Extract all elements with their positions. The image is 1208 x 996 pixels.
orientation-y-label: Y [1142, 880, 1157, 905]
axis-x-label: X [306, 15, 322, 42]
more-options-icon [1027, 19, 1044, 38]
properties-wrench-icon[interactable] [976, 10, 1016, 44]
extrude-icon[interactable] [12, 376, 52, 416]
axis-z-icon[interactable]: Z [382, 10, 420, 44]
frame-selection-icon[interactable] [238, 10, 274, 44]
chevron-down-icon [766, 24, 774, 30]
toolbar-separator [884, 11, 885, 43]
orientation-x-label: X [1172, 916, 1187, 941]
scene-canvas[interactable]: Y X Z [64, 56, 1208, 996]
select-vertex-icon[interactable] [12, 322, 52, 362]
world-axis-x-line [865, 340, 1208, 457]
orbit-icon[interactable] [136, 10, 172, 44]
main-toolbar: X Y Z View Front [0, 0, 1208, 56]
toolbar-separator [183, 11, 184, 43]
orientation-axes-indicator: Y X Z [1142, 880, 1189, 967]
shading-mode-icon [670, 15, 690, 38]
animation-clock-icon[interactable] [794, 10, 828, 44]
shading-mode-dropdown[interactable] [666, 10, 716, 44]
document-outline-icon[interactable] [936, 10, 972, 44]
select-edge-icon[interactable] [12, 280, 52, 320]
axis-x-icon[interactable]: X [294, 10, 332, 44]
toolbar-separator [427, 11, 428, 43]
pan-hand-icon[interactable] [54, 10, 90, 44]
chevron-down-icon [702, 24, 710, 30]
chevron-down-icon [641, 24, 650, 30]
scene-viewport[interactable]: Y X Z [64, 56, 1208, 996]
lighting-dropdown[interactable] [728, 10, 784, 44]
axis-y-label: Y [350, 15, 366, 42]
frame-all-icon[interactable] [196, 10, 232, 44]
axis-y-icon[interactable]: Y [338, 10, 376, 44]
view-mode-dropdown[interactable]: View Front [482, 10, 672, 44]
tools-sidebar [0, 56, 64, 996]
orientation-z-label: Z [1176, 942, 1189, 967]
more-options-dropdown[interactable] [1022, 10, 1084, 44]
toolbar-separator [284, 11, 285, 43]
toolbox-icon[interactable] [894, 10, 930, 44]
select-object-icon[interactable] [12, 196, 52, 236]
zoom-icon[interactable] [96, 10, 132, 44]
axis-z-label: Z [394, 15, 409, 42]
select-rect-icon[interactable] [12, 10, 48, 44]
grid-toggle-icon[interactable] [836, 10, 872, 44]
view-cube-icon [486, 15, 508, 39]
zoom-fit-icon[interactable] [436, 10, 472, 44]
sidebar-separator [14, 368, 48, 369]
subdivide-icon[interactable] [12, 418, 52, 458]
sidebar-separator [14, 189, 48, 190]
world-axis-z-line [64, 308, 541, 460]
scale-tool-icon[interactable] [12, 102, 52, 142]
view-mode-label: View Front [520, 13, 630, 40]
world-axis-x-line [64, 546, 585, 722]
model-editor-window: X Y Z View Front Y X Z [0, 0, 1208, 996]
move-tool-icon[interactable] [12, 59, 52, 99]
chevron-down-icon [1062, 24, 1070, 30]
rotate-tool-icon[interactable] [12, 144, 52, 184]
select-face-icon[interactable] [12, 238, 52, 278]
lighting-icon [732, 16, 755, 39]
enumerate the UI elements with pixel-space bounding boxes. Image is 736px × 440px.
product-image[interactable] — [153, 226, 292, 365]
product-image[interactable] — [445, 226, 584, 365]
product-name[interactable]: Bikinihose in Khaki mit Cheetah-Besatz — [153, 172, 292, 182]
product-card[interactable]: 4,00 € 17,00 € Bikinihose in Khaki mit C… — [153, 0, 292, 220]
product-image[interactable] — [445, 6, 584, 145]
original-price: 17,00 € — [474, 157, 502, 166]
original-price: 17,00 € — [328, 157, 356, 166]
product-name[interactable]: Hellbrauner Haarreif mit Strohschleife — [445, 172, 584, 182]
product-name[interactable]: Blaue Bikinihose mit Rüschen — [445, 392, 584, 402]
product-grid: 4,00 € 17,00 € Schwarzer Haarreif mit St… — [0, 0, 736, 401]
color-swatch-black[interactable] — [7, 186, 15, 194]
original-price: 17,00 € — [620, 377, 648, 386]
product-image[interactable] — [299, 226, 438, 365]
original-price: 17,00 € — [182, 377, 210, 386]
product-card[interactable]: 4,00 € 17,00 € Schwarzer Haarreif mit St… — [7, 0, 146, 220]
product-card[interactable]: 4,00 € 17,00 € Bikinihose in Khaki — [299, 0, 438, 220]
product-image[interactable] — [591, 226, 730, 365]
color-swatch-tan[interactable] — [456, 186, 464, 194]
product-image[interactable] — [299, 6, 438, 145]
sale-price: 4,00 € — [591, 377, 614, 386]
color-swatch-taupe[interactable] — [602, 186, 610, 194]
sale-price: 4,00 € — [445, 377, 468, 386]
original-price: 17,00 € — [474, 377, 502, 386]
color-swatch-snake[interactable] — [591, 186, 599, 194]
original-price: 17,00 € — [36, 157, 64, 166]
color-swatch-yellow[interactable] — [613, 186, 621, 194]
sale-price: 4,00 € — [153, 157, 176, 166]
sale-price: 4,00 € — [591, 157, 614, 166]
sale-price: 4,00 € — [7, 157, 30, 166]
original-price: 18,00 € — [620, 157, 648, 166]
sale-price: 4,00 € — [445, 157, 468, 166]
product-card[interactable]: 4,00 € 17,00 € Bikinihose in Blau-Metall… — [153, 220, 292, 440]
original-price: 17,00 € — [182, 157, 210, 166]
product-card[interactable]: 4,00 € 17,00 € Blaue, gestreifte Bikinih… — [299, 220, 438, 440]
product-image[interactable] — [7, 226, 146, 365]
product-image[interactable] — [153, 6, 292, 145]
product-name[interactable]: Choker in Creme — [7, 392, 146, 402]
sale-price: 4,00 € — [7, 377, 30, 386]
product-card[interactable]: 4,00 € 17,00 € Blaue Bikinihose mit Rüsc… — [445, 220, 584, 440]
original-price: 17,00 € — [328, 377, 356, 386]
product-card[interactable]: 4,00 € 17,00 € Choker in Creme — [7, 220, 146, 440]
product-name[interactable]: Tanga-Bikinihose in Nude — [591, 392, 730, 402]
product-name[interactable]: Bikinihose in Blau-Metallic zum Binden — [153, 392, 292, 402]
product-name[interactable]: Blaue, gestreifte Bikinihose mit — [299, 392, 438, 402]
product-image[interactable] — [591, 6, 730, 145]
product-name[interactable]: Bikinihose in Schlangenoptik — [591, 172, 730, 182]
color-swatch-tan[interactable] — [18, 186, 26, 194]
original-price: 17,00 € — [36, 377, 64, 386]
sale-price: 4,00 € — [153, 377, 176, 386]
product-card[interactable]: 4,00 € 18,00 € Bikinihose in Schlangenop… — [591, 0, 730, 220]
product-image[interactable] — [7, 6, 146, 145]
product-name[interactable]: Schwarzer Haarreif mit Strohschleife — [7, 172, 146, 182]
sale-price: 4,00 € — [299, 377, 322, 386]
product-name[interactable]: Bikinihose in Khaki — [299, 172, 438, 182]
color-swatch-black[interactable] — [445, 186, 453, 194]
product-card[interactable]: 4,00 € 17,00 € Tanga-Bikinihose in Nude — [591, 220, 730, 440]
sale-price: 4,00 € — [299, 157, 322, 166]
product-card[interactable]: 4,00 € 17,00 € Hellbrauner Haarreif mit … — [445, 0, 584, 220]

-*-*-

GIVEN REQUEST: Rewrite the records from the start through the line containing "select-rect-icon[interactable] [12, 10, 48, 44]", replacing "toolbar-separator" with "toolbar-divider" and keeping everything else the same.

RESULT BELOW:
Extract all elements with their positions. The image is 1208 x 996 pixels.
orientation-y-label: Y [1142, 880, 1157, 905]
axis-x-label: X [306, 15, 322, 42]
more-options-icon [1027, 19, 1044, 38]
properties-wrench-icon[interactable] [976, 10, 1016, 44]
extrude-icon[interactable] [12, 376, 52, 416]
axis-z-icon[interactable]: Z [382, 10, 420, 44]
frame-selection-icon[interactable] [238, 10, 274, 44]
chevron-down-icon [766, 24, 774, 30]
toolbar-divider [884, 11, 885, 43]
orientation-x-label: X [1172, 916, 1187, 941]
scene-canvas[interactable]: Y X Z [64, 56, 1208, 996]
select-vertex-icon[interactable] [12, 322, 52, 362]
world-axis-x-line [865, 340, 1208, 457]
orbit-icon[interactable] [136, 10, 172, 44]
main-toolbar: X Y Z View Front [0, 0, 1208, 56]
toolbar-divider [183, 11, 184, 43]
orientation-axes-indicator: Y X Z [1142, 880, 1189, 967]
shading-mode-icon [670, 15, 690, 38]
animation-clock-icon[interactable] [794, 10, 828, 44]
shading-mode-dropdown[interactable] [666, 10, 716, 44]
document-outline-icon[interactable] [936, 10, 972, 44]
select-edge-icon[interactable] [12, 280, 52, 320]
axis-x-icon[interactable]: X [294, 10, 332, 44]
toolbar-divider [427, 11, 428, 43]
pan-hand-icon[interactable] [54, 10, 90, 44]
chevron-down-icon [702, 24, 710, 30]
chevron-down-icon [641, 24, 650, 30]
scene-viewport[interactable]: Y X Z [64, 56, 1208, 996]
lighting-dropdown[interactable] [728, 10, 784, 44]
axis-y-label: Y [350, 15, 366, 42]
frame-all-icon[interactable] [196, 10, 232, 44]
axis-y-icon[interactable]: Y [338, 10, 376, 44]
view-mode-dropdown[interactable]: View Front [482, 10, 672, 44]
tools-sidebar [0, 56, 64, 996]
orientation-z-label: Z [1176, 942, 1189, 967]
more-options-dropdown[interactable] [1022, 10, 1084, 44]
toolbar-divider [284, 11, 285, 43]
toolbox-icon[interactable] [894, 10, 930, 44]
select-object-icon[interactable] [12, 196, 52, 236]
zoom-icon[interactable] [96, 10, 132, 44]
axis-z-label: Z [394, 15, 409, 42]
select-rect-icon[interactable] [12, 10, 48, 44]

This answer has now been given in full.